++++ Material for this exercise

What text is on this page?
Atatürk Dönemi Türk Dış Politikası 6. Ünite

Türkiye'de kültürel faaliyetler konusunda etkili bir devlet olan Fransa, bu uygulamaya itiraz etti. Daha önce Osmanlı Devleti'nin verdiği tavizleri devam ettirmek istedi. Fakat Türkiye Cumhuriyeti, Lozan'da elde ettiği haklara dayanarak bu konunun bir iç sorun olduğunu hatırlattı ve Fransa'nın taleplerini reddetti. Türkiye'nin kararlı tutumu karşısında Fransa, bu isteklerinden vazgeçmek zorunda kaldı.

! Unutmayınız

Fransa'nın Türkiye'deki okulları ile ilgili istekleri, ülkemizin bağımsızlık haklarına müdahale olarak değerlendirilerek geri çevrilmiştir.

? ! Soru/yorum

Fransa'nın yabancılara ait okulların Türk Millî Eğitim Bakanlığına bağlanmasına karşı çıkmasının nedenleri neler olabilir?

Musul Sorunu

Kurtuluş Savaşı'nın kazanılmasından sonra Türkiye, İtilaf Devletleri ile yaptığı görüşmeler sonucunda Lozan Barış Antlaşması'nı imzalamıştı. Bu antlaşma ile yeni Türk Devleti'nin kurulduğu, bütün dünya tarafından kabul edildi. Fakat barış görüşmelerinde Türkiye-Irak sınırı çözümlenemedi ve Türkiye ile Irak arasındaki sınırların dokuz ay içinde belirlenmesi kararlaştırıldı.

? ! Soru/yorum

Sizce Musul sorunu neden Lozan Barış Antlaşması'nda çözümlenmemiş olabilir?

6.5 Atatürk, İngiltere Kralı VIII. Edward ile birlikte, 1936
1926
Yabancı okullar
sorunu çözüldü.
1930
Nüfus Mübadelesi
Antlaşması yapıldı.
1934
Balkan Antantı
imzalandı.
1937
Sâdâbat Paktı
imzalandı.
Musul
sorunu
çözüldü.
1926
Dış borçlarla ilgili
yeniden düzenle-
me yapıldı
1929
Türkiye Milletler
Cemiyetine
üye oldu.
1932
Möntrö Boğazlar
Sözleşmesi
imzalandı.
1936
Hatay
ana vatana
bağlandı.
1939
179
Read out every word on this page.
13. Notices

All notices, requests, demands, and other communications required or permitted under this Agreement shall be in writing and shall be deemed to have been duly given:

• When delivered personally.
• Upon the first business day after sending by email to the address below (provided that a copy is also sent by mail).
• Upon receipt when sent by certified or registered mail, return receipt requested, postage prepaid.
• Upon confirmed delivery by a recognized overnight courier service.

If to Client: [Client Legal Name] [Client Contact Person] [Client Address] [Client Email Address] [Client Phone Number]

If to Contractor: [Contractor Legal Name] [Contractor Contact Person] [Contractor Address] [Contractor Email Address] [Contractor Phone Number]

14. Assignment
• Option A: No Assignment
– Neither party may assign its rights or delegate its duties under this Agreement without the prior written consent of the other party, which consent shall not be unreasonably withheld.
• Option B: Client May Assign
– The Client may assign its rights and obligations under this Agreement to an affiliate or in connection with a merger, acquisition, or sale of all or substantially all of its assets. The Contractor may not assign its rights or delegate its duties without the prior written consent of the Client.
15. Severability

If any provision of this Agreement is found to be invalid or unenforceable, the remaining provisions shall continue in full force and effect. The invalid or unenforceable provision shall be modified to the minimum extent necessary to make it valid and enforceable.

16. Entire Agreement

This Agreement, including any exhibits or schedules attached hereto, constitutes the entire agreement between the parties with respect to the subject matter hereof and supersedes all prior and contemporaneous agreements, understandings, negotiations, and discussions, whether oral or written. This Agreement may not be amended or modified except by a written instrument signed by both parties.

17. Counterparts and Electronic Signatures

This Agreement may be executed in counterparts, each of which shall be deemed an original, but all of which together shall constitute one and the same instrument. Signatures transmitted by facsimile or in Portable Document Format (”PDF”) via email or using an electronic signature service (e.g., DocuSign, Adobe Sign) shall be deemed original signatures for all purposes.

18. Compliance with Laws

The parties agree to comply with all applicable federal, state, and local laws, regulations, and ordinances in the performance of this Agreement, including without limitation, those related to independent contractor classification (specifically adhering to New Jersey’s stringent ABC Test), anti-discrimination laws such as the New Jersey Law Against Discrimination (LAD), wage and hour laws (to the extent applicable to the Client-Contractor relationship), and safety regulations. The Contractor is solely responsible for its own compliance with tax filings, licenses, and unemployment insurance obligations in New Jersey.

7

++++++++

Word for word, write out all of the data above.

What text is on this page?
Atatürk Dönemi Türk Dış Politikası 6. Ünite

Türkiye'de kültürel faaliyetler konusunda etkili bir devlet olan Fransa, bu uygulamaya itiraz etti. Daha önce Osmanlı Devleti'nin verdiği tavizleri devam ettirmek istedi. Fakat Türkiye Cumhuriyeti, Lozan'da elde ettiği haklara dayanarak bu konunun bir iç sorun olduğunu hatırlattı ve Fransa'nın taleplerini reddetti. Türkiye'nin kararlı tutumu karşısında Fransa, bu isteklerinden vazgeçmek zorunda kaldı.

! Unutmayınız

Fransa'nın Türkiye'deki okulları ile ilgili istekleri, ülkemizin bağımsızlık haklarına müdahale olarak değerlendirilerek geri çevrilmiştir.

? ! Soru/yorum

Fransa'nın yabancılara ait okulların Türk Millî Eğitim Bakanlığına bağlanmasına karşı çıkmasının nedenleri neler olabilir?

Musul Sorunu

Kurtuluş Savaşı'nın kazanılmasından sonra Türkiye, İtilaf Devletleri ile yaptığı görüşmeler sonucunda Lozan Barış Antlaşması'nı imzalamıştı. Bu antlaşma ile yeni Türk Devleti'nin kurulduğu, bütün dünya tarafından kabul edildi. Fakat barış görüşmelerinde Türkiye-Irak sınırı çözümlenemedi ve Türkiye ile Irak arasındaki sınırların dokuz ay içinde belirlenmesi kararlaştırıldı.

? ! Soru/yorum

Sizce Musul sorunu neden Lozan Barış Antlaşması'nda çözümlenmemiş olabilir?

6.5 Atatürk, İngiltere Kralı VIII. Edward ile birlikte, 1936
1926
Yabancı okullar
sorunu çözüldü.
1930
Nüfus Mübadelesi
Antlaşması yapıldı.
1934
Balkan Antantı
imzalandı.
1937
Sâdâbat Paktı
imzalandı.
Musul
sorunu
çözüldü.
1926
Dış borçlarla ilgili
yeniden düzenle-
me yapıldı
1929
Türkiye Milletler
Cemiyetine
üye oldu.
1932
Möntrö Boğazlar
Sözleşmesi
imzalandı.
1936
Hatay
ana vatana
bağlandı.
1939
179
Read out every word on this page.
13. Notices

All notices, requests, demands, and other communications required or permitted under this Agreement shall be in writing and shall be deemed to have been duly given:

• When delivered personally.
• Upon the first business day after sending by email to the address below (provided that a copy is also sent by mail).
• Upon receipt when sent by certified or registered mail, return receipt requested, postage prepaid.
• Upon confirmed delivery by a recognized overnight courier service.

If to Client: [Client Legal Name] [Client Contact Person] [Client Address] [Client Email Address] [Client Phone Number]

If to Contractor: [Contractor Legal Name] [Contractor Contact Person] [Contractor Address] [Contractor Email Address] [Contractor Phone Number]

14. Assignment
• Option A: No Assignment
– Neither party may assign its rights or delegate its duties under this Agreement without the prior written consent of the other party, which consent shall not be unreasonably withheld.
• Option B: Client May Assign
– The Client may assign its rights and obligations under this Agreement to an affiliate or in connection with a merger, acquisition, or sale of all or substantially all of its assets. The Contractor may not assign its rights or delegate its duties without the prior written consent of the Client.
15. Severability

If any provision of this Agreement is found to be invalid or unenforceable, the remaining provisions shall continue in full force and effect. The invalid or unenforceable provision shall be modified to the minimum extent necessary to make it valid and enforceable.

16. Entire Agreement

This Agreement, including any exhibits or schedules attached hereto, constitutes the entire agreement between the parties with respect to the subject matter hereof and supersedes all prior and contemporaneous agreements, understandings, negotiations, and discussions, whether oral or written. This Agreement may not be amended or modified except by a written instrument signed by both parties.

17. Counterparts and Electronic Signatures

This Agreement may be executed in counterparts, each of which shall be deemed an original, but all of which together shall constitute one and the same instrument. Signatures transmitted by facsimile or in Portable Document Format (”PDF”) via email or using an electronic signature service (e.g., DocuSign, Adobe Sign) shall be deemed original signatures for all purposes.

18. Compliance with Laws

The parties agree to comply with all applicable federal, state, and local laws, regulations, and ordinances in the performance of this Agreement, including without limitation, those related to independent contractor classification (specifically adhering to New Jersey’s stringent ABC Test), anti-discrimination laws such as the New Jersey Law Against Discrimination (LAD), wage and hour laws (to the extent applicable to the Client-Contractor relationship), and safety regulations. The Contractor is solely responsible for its own compliance with tax filings, licenses, and unemployment insurance obligations in New Jersey.

7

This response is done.